* [EXERCISE TASK] Start at the line containing "Give me a plain-text" and transcribe every line exactly through the end of the records below, and only those lines.

[Saved entries]
________________

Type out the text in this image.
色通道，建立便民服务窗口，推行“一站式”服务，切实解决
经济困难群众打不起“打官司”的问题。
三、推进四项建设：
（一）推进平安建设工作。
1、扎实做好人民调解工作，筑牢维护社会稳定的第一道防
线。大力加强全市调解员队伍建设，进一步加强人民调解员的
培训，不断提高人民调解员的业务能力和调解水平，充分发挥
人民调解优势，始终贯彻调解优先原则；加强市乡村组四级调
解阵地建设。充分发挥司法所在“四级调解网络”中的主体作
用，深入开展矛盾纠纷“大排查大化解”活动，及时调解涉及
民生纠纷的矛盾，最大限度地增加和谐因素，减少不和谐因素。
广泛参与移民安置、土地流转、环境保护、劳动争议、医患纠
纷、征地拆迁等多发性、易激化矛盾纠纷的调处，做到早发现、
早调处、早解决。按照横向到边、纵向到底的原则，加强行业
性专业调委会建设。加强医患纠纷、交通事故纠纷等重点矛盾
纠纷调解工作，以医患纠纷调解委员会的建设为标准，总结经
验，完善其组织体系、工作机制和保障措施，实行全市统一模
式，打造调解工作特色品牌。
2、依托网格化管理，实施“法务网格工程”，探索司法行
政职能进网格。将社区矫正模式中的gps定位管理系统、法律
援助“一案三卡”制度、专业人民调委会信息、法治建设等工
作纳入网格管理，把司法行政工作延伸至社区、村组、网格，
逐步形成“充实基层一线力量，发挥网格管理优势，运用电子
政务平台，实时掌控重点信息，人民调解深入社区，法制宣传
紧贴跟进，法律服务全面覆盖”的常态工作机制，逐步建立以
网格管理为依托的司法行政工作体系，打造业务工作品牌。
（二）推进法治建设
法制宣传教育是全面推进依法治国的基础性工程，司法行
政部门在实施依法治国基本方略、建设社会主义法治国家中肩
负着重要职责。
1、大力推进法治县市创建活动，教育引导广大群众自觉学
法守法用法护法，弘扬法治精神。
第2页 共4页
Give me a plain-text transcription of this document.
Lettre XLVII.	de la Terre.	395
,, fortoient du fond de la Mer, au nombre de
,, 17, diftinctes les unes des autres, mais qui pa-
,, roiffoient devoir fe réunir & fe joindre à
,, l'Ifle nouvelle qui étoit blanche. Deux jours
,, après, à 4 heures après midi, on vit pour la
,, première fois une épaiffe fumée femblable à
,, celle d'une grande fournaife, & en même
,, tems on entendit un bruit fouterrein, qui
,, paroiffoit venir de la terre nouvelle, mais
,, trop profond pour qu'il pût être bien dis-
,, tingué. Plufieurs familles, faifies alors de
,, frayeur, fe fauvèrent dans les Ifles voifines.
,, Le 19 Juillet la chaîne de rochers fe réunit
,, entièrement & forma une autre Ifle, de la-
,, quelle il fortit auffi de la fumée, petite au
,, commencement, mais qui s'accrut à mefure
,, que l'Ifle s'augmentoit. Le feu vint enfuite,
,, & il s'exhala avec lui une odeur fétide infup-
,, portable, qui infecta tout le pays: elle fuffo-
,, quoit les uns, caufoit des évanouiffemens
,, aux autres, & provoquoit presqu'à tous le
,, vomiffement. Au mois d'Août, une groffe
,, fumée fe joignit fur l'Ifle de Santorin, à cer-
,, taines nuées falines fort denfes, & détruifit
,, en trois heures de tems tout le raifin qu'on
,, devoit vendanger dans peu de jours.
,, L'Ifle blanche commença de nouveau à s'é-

________________

* [SOLVED PROBLEM]
Give me a plain-text transcription of this document.
Lettre XLVII.	de la Terre.	395
,, fortoient du fond de la Mer, au nombre de
,, 17, diftinctes les unes des autres, mais qui pa-
,, roiffoient devoir fe réunir & fe joindre à
,, l'Ifle nouvelle qui étoit blanche. Deux jours
,, après, à 4 heures après midi, on vit pour la
,, première fois une épaiffe fumée femblable à
,, celle d'une grande fournaife, & en même
,, tems on entendit un bruit fouterrein, qui
,, paroiffoit venir de la terre nouvelle, mais
,, trop profond pour qu'il pût être bien dis-
,, tingué. Plufieurs familles, faifies alors de
,, frayeur, fe fauvèrent dans les Ifles voifines.
,, Le 19 Juillet la chaîne de rochers fe réunit
,, entièrement & forma une autre Ifle, de la-
,, quelle il fortit auffi de la fumée, petite au
,, commencement, mais qui s'accrut à mefure
,, que l'Ifle s'augmentoit. Le feu vint enfuite,
,, & il s'exhala avec lui une odeur fétide infup-
,, portable, qui infecta tout le pays: elle fuffo-
,, quoit les uns, caufoit des évanouiffemens
,, aux autres, & provoquoit presqu'à tous le
,, vomiffement. Au mois d'Août, une groffe
,, fumée fe joignit fur l'Ifle de Santorin, à cer-
,, taines nuées falines fort denfes, & détruifit
,, en trois heures de tems tout le raifin qu'on
,, devoit vendanger dans peu de jours.
,, L'Ifle blanche commença de nouveau à s'é-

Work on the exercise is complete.